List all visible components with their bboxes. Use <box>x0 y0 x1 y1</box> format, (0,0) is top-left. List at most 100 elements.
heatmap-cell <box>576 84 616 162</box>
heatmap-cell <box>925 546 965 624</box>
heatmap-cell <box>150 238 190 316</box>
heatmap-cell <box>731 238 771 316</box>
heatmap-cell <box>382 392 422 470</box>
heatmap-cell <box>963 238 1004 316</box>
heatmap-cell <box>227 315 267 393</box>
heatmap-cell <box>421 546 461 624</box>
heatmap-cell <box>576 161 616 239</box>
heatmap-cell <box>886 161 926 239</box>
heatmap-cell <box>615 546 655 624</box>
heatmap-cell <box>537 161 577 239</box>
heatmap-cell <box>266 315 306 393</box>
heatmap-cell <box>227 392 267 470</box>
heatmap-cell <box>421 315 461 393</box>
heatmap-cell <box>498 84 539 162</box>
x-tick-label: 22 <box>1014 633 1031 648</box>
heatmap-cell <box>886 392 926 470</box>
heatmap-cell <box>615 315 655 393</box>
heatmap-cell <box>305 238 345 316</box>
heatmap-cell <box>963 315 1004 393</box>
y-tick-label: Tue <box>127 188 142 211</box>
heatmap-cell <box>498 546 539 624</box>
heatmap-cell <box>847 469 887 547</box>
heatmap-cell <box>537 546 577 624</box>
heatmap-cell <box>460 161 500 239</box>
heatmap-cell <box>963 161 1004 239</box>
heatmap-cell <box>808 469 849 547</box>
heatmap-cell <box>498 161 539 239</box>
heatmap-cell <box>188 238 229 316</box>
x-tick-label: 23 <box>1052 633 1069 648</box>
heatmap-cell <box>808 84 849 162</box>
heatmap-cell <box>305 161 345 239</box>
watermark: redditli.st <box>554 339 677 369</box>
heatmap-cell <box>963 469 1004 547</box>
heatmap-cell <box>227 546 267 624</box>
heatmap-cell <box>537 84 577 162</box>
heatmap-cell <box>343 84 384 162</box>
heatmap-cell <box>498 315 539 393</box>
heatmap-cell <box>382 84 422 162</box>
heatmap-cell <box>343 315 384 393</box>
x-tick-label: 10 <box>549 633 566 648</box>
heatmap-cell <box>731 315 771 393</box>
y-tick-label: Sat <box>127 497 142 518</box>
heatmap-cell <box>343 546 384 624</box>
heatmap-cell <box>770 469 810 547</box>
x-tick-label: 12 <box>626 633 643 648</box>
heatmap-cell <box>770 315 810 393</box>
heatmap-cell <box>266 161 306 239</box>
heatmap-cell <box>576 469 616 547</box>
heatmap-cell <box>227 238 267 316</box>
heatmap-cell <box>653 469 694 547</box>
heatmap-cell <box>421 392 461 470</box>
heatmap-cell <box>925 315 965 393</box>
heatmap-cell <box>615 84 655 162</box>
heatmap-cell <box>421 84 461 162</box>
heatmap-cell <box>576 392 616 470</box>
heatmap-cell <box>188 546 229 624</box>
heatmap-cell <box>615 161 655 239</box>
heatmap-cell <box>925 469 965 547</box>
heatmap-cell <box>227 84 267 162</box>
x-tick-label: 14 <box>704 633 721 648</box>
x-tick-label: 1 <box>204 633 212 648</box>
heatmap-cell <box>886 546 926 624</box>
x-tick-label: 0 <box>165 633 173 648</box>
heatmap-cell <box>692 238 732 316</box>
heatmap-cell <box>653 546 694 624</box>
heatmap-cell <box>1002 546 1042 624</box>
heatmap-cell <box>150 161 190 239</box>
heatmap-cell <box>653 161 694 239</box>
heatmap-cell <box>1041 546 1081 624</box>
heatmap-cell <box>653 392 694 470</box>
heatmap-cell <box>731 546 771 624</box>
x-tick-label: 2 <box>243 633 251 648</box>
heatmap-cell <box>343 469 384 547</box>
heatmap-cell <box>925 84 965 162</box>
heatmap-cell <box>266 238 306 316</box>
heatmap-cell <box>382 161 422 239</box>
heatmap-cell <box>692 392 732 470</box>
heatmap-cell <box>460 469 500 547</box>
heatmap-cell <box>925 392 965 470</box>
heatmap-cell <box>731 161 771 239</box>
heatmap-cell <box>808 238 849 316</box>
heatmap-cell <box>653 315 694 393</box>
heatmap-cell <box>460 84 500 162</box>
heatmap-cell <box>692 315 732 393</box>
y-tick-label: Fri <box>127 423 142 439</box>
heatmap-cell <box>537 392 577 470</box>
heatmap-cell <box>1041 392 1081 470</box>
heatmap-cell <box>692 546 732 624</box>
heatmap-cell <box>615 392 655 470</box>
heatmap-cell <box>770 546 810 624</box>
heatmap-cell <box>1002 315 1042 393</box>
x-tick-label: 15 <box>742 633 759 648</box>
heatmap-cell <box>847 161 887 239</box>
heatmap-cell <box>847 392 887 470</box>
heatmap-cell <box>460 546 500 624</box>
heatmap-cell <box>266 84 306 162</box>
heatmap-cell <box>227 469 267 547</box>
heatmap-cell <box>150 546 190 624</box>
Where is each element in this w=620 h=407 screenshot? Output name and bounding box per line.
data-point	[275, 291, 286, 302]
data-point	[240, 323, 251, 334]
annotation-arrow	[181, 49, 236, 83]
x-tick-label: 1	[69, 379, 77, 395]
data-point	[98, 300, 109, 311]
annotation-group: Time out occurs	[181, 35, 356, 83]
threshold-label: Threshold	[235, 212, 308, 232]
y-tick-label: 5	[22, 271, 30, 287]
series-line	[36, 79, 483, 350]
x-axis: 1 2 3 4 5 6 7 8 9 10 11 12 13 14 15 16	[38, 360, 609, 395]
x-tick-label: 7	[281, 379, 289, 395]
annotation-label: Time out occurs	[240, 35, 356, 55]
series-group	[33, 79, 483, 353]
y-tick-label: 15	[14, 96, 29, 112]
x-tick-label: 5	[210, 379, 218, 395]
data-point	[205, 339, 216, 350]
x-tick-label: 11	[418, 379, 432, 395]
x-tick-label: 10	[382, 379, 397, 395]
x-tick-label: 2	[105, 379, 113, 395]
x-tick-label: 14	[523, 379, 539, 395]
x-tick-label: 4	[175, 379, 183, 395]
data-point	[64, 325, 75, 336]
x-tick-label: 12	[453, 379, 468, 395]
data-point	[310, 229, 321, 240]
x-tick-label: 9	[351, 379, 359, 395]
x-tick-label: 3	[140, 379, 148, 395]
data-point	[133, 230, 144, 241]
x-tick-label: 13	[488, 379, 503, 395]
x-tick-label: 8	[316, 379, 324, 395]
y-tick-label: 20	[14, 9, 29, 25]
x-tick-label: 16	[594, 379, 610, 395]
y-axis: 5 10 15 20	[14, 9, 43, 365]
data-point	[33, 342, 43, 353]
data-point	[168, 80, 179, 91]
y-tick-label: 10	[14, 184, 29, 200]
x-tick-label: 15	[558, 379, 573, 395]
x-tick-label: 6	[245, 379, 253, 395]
______________________________
Reproduce the lines word for word, from the first line of the records through the line containing "heatmap-cell <box>421 546 461 624</box>", including that line.

List all visible components with their bboxes. Use <box>x0 y0 x1 y1</box> format, (0,0) is top-left. List at most 100 elements.
heatmap-cell <box>576 84 616 162</box>
heatmap-cell <box>925 546 965 624</box>
heatmap-cell <box>150 238 190 316</box>
heatmap-cell <box>731 238 771 316</box>
heatmap-cell <box>382 392 422 470</box>
heatmap-cell <box>963 238 1004 316</box>
heatmap-cell <box>227 315 267 393</box>
heatmap-cell <box>421 546 461 624</box>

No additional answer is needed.